Your objective → Return each line holding the string "conciencia".
═══ Materials provided
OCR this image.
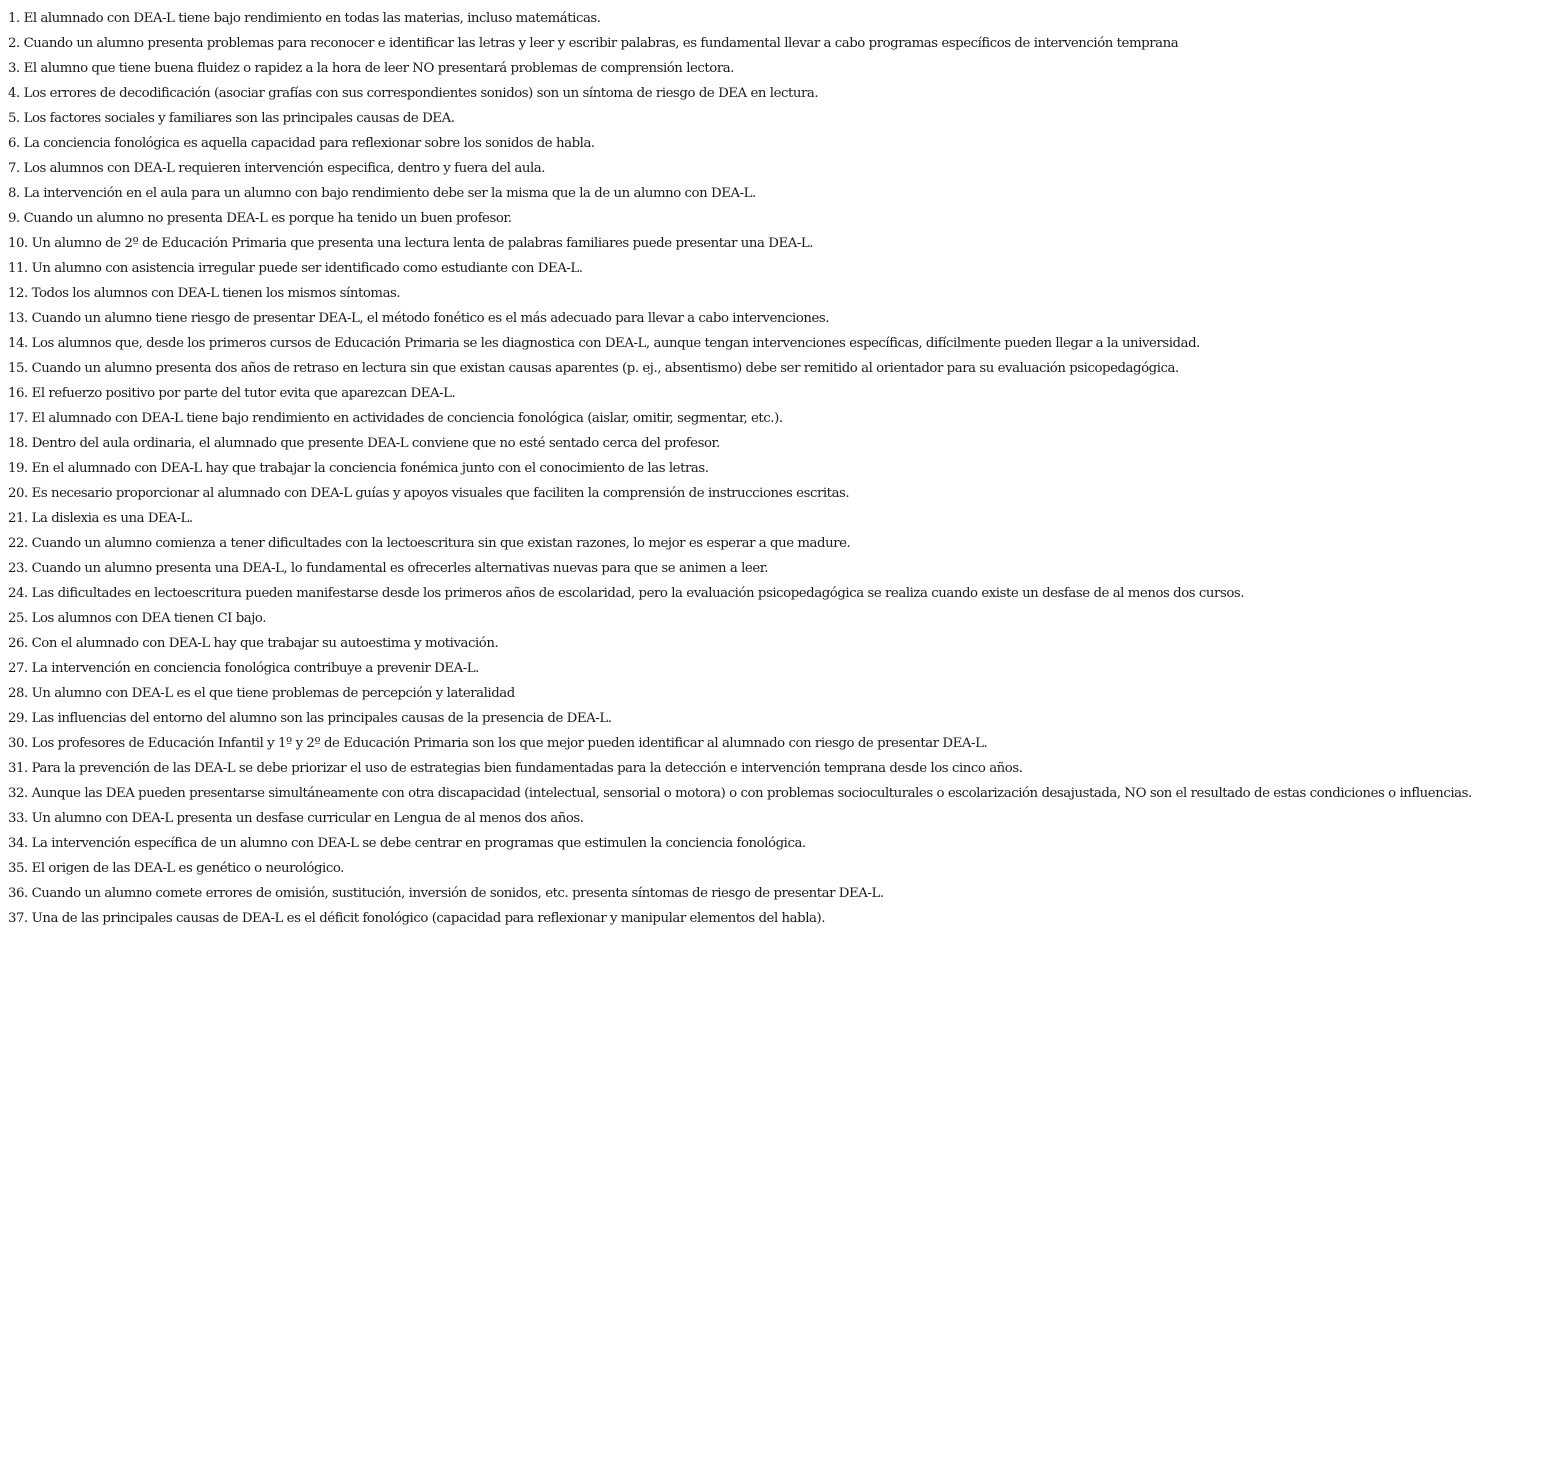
1. El alumnado con DEA-L tiene bajo rendimiento en todas las materias, incluso matemáticas.
2. Cuando un alumno presenta problemas para reconocer e identificar las letras y leer y escribir palabras, es fundamental llevar a cabo programas específicos de intervención temprana
3. El alumno que tiene buena fluidez o rapidez a la hora de leer NO presentará problemas de comprensión lectora.
4. Los errores de decodificación (asociar grafías con sus correspondientes sonidos) son un síntoma de riesgo de DEA en lectura.
5. Los factores sociales y familiares son las principales causas de DEA.
6. La conciencia fonológica es aquella capacidad para reflexionar sobre los sonidos de habla.
7. Los alumnos con DEA-L requieren intervención especifica, dentro y fuera del aula.
8. La intervención en el aula para un alumno con bajo rendimiento debe ser la misma que la de un alumno con DEA-L.
9. Cuando un alumno no presenta DEA-L es porque ha tenido un buen profesor.
10. Un alumno de 2º de Educación Primaria que presenta una lectura lenta de palabras familiares puede presentar una DEA-L.
11. Un alumno con asistencia irregular puede ser identificado como estudiante con DEA-L.
12. Todos los alumnos con DEA-L tienen los mismos síntomas.
13. Cuando un alumno tiene riesgo de presentar DEA-L, el método fonético es el más adecuado para llevar a cabo intervenciones.
14. Los alumnos que, desde los primeros cursos de Educación Primaria se les diagnostica con DEA-L, aunque tengan intervenciones específicas, difícilmente pueden llegar a la universidad.
15. Cuando un alumno presenta dos años de retraso en lectura sin que existan causas aparentes (p. ej., absentismo) debe ser remitido al orientador para su evaluación psicopedagógica.
16. El refuerzo positivo por parte del tutor evita que aparezcan DEA-L.
17. El alumnado con DEA-L tiene bajo rendimiento en actividades de conciencia fonológica (aislar, omitir, segmentar, etc.).
18. Dentro del aula ordinaria, el alumnado que presente DEA-L conviene que no esté sentado cerca del profesor.
19. En el alumnado con DEA-L hay que trabajar la conciencia fonémica junto con el conocimiento de las letras.
20. Es necesario proporcionar al alumnado con DEA-L guías y apoyos visuales que faciliten la comprensión de instrucciones escritas.
21. La dislexia es una DEA-L.
22. Cuando un alumno comienza a tener dificultades con la lectoescritura sin que existan razones, lo mejor es esperar a que madure.
23. Cuando un alumno presenta una DEA-L, lo fundamental es ofrecerles alternativas nuevas para que se animen a leer.
24. Las dificultades en lectoescritura pueden manifestarse desde los primeros años de escolaridad, pero la evaluación psicopedagógica se realiza cuando existe un desfase de al menos dos cursos.
25. Los alumnos con DEA tienen CI bajo.
26. Con el alumnado con DEA-L hay que trabajar su autoestima y motivación.
27. La intervención en conciencia fonológica contribuye a prevenir DEA-L.
28. Un alumno con DEA-L es el que tiene problemas de percepción y lateralidad
29. Las influencias del entorno del alumno son las principales causas de la presencia de DEA-L.
30. Los profesores de Educación Infantil y 1º y 2º de Educación Primaria son los que mejor pueden identificar al alumnado con riesgo de presentar DEA-L.
31. Para la prevención de las DEA-L se debe priorizar el uso de estrategias bien fundamentadas para la detección e intervención temprana desde los cinco años.
32. Aunque las DEA pueden presentarse simultáneamente con otra discapacidad (intelectual, sensorial o motora) o con problemas socioculturales o escolarización desajustada, NO son el resultado de estas condiciones o influencias.
33. Un alumno con DEA-L presenta un desfase curricular en Lengua de al menos dos años.
34. La intervención específica de un alumno con DEA-L se debe centrar en programas que estimulen la conciencia fonológica.
35. El origen de las DEA-L es genético o neurológico.
36. Cuando un alumno comete errores de omisión, sustitución, inversión de sonidos, etc. presenta síntomas de riesgo de presentar DEA-L.
37. Una de las principales causas de DEA-L es el déficit fonológico (capacidad para reflexionar y manipular elementos del habla).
══════
Exercise answer →
6. La conciencia fonológica es aquella capacidad para reflexionar sobre los sonidos de habla.
17. El alumnado con DEA-L tiene bajo rendimiento en actividades de conciencia fonológica (aislar, omitir, segmentar, etc.).
19. En el alumnado con DEA-L hay que trabajar la conciencia fonémica junto con el conocimiento de las letras.
27. La intervención en conciencia fonológica contribuye a prevenir DEA-L.
34. La intervención específica de un alumno con DEA-L se debe centrar en programas que estimulen la conciencia fonológica.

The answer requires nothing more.